§ Information provided:
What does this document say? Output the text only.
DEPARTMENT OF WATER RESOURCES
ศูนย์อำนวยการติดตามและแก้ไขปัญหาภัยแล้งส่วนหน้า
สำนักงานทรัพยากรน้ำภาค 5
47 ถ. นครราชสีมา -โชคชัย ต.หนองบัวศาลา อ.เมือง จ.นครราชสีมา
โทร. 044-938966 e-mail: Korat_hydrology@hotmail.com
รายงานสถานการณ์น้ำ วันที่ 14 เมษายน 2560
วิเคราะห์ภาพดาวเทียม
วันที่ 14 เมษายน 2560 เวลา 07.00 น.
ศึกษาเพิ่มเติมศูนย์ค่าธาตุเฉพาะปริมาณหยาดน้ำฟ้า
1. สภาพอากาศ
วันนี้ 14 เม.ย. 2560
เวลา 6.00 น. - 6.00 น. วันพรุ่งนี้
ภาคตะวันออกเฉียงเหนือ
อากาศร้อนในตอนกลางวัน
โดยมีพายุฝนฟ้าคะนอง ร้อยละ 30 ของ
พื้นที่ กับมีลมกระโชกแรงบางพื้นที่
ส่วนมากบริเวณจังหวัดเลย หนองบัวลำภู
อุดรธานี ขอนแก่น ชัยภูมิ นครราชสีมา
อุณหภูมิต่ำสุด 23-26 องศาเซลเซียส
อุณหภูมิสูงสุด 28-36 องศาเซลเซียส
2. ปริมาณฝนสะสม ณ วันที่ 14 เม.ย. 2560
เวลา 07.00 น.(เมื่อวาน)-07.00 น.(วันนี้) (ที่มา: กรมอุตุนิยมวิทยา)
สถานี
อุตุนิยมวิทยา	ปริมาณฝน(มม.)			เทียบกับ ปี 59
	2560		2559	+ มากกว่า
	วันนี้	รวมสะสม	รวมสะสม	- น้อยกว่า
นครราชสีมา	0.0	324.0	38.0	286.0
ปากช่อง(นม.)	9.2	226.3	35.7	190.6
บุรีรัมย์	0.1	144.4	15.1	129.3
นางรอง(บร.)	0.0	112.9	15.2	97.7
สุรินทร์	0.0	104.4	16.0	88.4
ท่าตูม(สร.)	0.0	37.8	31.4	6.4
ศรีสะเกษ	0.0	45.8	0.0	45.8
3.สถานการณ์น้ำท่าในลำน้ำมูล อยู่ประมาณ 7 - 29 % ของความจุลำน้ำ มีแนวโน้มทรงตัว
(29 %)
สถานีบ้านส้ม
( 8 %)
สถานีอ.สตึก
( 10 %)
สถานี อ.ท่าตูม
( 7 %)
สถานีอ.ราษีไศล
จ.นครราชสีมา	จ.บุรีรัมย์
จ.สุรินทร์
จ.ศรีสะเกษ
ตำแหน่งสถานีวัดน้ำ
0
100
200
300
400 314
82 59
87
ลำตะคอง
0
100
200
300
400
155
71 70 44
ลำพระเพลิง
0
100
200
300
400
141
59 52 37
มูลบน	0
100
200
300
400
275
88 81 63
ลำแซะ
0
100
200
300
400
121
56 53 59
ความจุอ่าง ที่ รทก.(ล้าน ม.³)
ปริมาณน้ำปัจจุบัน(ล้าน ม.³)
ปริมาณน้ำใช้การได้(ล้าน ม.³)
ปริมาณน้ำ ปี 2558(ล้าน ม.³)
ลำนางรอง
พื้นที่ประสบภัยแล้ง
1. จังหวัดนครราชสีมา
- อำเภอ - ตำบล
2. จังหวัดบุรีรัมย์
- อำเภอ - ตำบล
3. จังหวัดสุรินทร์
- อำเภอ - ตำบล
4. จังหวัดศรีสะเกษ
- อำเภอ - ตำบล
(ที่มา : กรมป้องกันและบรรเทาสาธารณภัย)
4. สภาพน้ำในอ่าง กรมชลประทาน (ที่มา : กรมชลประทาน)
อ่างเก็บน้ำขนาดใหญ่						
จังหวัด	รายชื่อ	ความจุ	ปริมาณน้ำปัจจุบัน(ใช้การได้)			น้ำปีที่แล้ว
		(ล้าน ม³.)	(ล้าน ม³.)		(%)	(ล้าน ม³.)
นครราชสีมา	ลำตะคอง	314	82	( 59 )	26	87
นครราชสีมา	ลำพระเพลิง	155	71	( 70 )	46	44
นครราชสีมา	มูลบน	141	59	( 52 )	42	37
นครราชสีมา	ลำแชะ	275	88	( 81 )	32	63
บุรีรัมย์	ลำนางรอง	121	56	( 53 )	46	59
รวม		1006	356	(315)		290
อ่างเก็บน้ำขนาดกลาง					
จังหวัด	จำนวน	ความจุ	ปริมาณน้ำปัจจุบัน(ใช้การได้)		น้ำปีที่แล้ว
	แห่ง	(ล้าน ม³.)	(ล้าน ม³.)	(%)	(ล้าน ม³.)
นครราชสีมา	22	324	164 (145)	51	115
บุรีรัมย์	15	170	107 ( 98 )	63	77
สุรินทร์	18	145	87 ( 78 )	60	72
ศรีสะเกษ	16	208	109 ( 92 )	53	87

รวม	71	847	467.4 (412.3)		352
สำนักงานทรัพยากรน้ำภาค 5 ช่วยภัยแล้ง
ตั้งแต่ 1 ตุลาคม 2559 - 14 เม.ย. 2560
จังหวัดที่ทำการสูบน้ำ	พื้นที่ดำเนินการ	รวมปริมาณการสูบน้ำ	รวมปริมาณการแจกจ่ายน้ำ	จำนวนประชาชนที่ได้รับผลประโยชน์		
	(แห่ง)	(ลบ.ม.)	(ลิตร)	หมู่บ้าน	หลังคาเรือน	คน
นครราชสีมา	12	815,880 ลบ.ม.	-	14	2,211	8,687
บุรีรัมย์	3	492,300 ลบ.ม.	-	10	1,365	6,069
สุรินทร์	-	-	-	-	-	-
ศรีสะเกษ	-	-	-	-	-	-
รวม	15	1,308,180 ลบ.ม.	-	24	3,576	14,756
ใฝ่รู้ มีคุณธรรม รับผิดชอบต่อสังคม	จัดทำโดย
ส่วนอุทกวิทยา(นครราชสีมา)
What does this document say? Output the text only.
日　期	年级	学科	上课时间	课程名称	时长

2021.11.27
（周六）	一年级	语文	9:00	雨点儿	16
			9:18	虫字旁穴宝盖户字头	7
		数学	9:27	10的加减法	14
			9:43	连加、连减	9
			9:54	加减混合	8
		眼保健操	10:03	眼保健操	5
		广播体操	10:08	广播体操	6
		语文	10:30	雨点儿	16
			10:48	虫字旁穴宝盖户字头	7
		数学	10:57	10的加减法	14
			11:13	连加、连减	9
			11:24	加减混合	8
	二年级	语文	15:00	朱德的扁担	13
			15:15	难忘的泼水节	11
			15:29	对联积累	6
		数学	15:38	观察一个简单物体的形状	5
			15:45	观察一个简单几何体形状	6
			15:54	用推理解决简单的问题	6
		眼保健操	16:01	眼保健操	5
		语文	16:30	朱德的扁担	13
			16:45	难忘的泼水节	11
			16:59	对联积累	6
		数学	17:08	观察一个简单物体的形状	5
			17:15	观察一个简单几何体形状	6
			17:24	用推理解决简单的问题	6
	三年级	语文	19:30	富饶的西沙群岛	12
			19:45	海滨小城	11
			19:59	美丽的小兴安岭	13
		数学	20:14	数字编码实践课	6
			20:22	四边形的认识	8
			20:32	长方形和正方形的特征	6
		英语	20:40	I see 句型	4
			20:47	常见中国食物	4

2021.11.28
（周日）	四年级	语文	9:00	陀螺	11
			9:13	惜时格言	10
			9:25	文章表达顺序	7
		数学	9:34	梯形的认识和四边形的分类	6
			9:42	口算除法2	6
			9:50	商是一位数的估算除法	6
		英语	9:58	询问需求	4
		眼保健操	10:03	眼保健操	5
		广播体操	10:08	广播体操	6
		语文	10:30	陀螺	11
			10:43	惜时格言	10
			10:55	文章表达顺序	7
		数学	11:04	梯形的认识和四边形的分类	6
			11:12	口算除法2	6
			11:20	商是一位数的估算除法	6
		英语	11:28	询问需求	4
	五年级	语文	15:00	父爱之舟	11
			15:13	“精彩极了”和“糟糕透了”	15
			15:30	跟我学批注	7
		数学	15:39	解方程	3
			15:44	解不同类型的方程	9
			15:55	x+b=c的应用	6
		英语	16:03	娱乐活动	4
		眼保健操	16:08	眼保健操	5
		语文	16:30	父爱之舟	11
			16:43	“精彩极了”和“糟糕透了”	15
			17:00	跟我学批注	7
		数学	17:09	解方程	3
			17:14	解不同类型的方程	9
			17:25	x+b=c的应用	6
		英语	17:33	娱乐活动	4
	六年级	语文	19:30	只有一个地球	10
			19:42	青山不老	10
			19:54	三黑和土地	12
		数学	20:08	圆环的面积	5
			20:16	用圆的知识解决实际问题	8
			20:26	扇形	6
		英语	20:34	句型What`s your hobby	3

§ Job: Scan the data above; copy every line where "การได" appears.

§ Answer to the problem:
ปริมาณน้ำใช้การได้(ล้าน ม.³)
จังหวัด	รายชื่อ	ความจุ	ปริมาณน้ำปัจจุบัน(ใช้การได้)			น้ำปีที่แล้ว
จังหวัด	จำนวน	ความจุ	ปริมาณน้ำปัจจุบัน(ใช้การได้)		น้ำปีที่แล้ว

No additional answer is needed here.